What you will do.
The task calls for each record to be given again unchanged, minus any pictures.

»»

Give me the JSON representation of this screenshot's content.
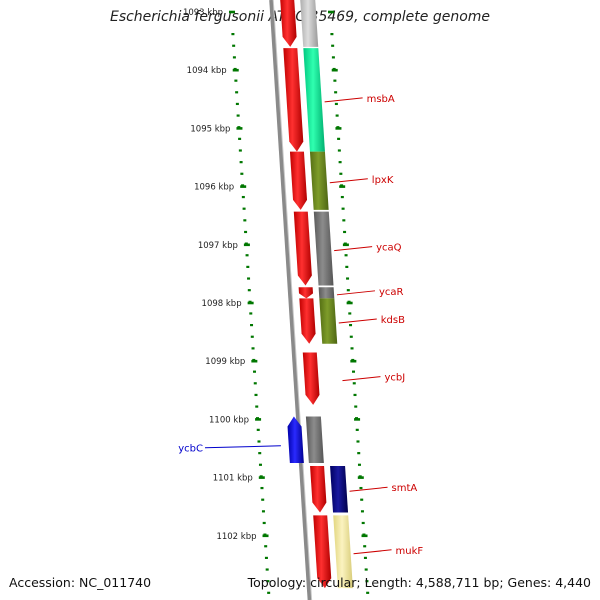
{
  "title": "Escherichia fergusonii ATCC 35469, complete genome",
  "footer": {
    "accession": "Accession: NC_011740",
    "summary": "Topology: circular; Length: 4,588,711 bp; Genes: 4,440"
  },
  "colors": {
    "forward_cds": "#ff0000",
    "reverse_cds": "#0000ff",
    "gene_label_forward": "#cc0000",
    "gene_label_reverse": "#0000cc",
    "tick": "#007700",
    "backbone": "#808080",
    "cog_gray": "#777777",
    "cog_green": "#00f0a0",
    "cog_olive": "#6b8a1c",
    "cog_navy": "#000080",
    "cog_pale": "#f2e8a0"
  },
  "axis": {
    "unit": "kbp",
    "labels": [
      {
        "kbp": 1093,
        "text": "1093 kbp"
      },
      {
        "kbp": 1094,
        "text": "1094 kbp"
      },
      {
        "kbp": 1095,
        "text": "1095 kbp"
      },
      {
        "kbp": 1096,
        "text": "1096 kbp"
      },
      {
        "kbp": 1097,
        "text": "1097 kbp"
      },
      {
        "kbp": 1098,
        "text": "1098 kbp"
      },
      {
        "kbp": 1099,
        "text": "1099 kbp"
      },
      {
        "kbp": 1100,
        "text": "1100 kbp"
      },
      {
        "kbp": 1101,
        "text": "1101 kbp"
      },
      {
        "kbp": 1102,
        "text": "1102 kbp"
      }
    ]
  },
  "genes": [
    {
      "name": "",
      "strand": "+",
      "start_kbp": 1092.6,
      "end_kbp": 1093.6,
      "cog": "gray"
    },
    {
      "name": "msbA",
      "strand": "+",
      "start_kbp": 1093.62,
      "end_kbp": 1095.4,
      "cog": "green"
    },
    {
      "name": "lpxK",
      "strand": "+",
      "start_kbp": 1095.4,
      "end_kbp": 1096.4,
      "cog": "olive"
    },
    {
      "name": "ycaQ",
      "strand": "+",
      "start_kbp": 1096.43,
      "end_kbp": 1097.7,
      "cog": "gray"
    },
    {
      "name": "ycaR",
      "strand": "+",
      "start_kbp": 1097.73,
      "end_kbp": 1097.92,
      "cog": "gray"
    },
    {
      "name": "kdsB",
      "strand": "+",
      "start_kbp": 1097.92,
      "end_kbp": 1098.7,
      "cog": "olive"
    },
    {
      "name": "ycbJ",
      "strand": "+",
      "start_kbp": 1098.85,
      "end_kbp": 1099.75,
      "cog": ""
    },
    {
      "name": "ycbC",
      "strand": "-",
      "start_kbp": 1099.95,
      "end_kbp": 1100.75,
      "cog": "gray"
    },
    {
      "name": "smtA",
      "strand": "+",
      "start_kbp": 1100.8,
      "end_kbp": 1101.6,
      "cog": "navy"
    },
    {
      "name": "mukF",
      "strand": "+",
      "start_kbp": 1101.65,
      "end_kbp": 1102.9,
      "cog": "pale"
    }
  ]
}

««

Your response.
Give me the JSON representation of this screenshot's content.
{
  "title": "Escherichia fergusonii ATCC 35469, complete genome",
  "footer": {
    "accession": "Accession: NC_011740",
    "summary": "Topology: circular; Length: 4,588,711 bp; Genes: 4,440"
  },
  "colors": {
    "forward_cds": "#ff0000",
    "reverse_cds": "#0000ff",
    "gene_label_forward": "#cc0000",
    "gene_label_reverse": "#0000cc",
    "tick": "#007700",
    "backbone": "#808080",
    "cog_gray": "#777777",
    "cog_green": "#00f0a0",
    "cog_olive": "#6b8a1c",
    "cog_navy": "#000080",
    "cog_pale": "#f2e8a0"
  },
  "axis": {
    "unit": "kbp",
    "labels": [
      {
        "kbp": 1093,
        "text": "1093 kbp"
      },
      {
        "kbp": 1094,
        "text": "1094 kbp"
      },
      {
        "kbp": 1095,
        "text": "1095 kbp"
      },
      {
        "kbp": 1096,
        "text": "1096 kbp"
      },
      {
        "kbp": 1097,
        "text": "1097 kbp"
      },
      {
        "kbp": 1098,
        "text": "1098 kbp"
      },
      {
        "kbp": 1099,
        "text": "1099 kbp"
      },
      {
        "kbp": 1100,
        "text": "1100 kbp"
      },
      {
        "kbp": 1101,
        "text": "1101 kbp"
      },
      {
        "kbp": 1102,
        "text": "1102 kbp"
      }
    ]
  },
  "genes": [
    {
      "name": "",
      "strand": "+",
      "start_kbp": 1092.6,
      "end_kbp": 1093.6,
      "cog": "gray"
    },
    {
      "name": "msbA",
      "strand": "+",
      "start_kbp": 1093.62,
      "end_kbp": 1095.4,
      "cog": "green"
    },
    {
      "name": "lpxK",
      "strand": "+",
      "start_kbp": 1095.4,
      "end_kbp": 1096.4,
      "cog": "olive"
    },
    {
      "name": "ycaQ",
      "strand": "+",
      "start_kbp": 1096.43,
      "end_kbp": 1097.7,
      "cog": "gray"
    },
    {
      "name": "ycaR",
      "strand": "+",
      "start_kbp": 1097.73,
      "end_kbp": 1097.92,
      "cog": "gray"
    },
    {
      "name": "kdsB",
      "strand": "+",
      "start_kbp": 1097.92,
      "end_kbp": 1098.7,
      "cog": "olive"
    },
    {
      "name": "ycbJ",
      "strand": "+",
      "start_kbp": 1098.85,
      "end_kbp": 1099.75,
      "cog": ""
    },
    {
      "name": "ycbC",
      "strand": "-",
      "start_kbp": 1099.95,
      "end_kbp": 1100.75,
      "cog": "gray"
    },
    {
      "name": "smtA",
      "strand": "+",
      "start_kbp": 1100.8,
      "end_kbp": 1101.6,
      "cog": "navy"
    },
    {
      "name": "mukF",
      "strand": "+",
      "start_kbp": 1101.65,
      "end_kbp": 1102.9,
      "cog": "pale"
    }
  ]
}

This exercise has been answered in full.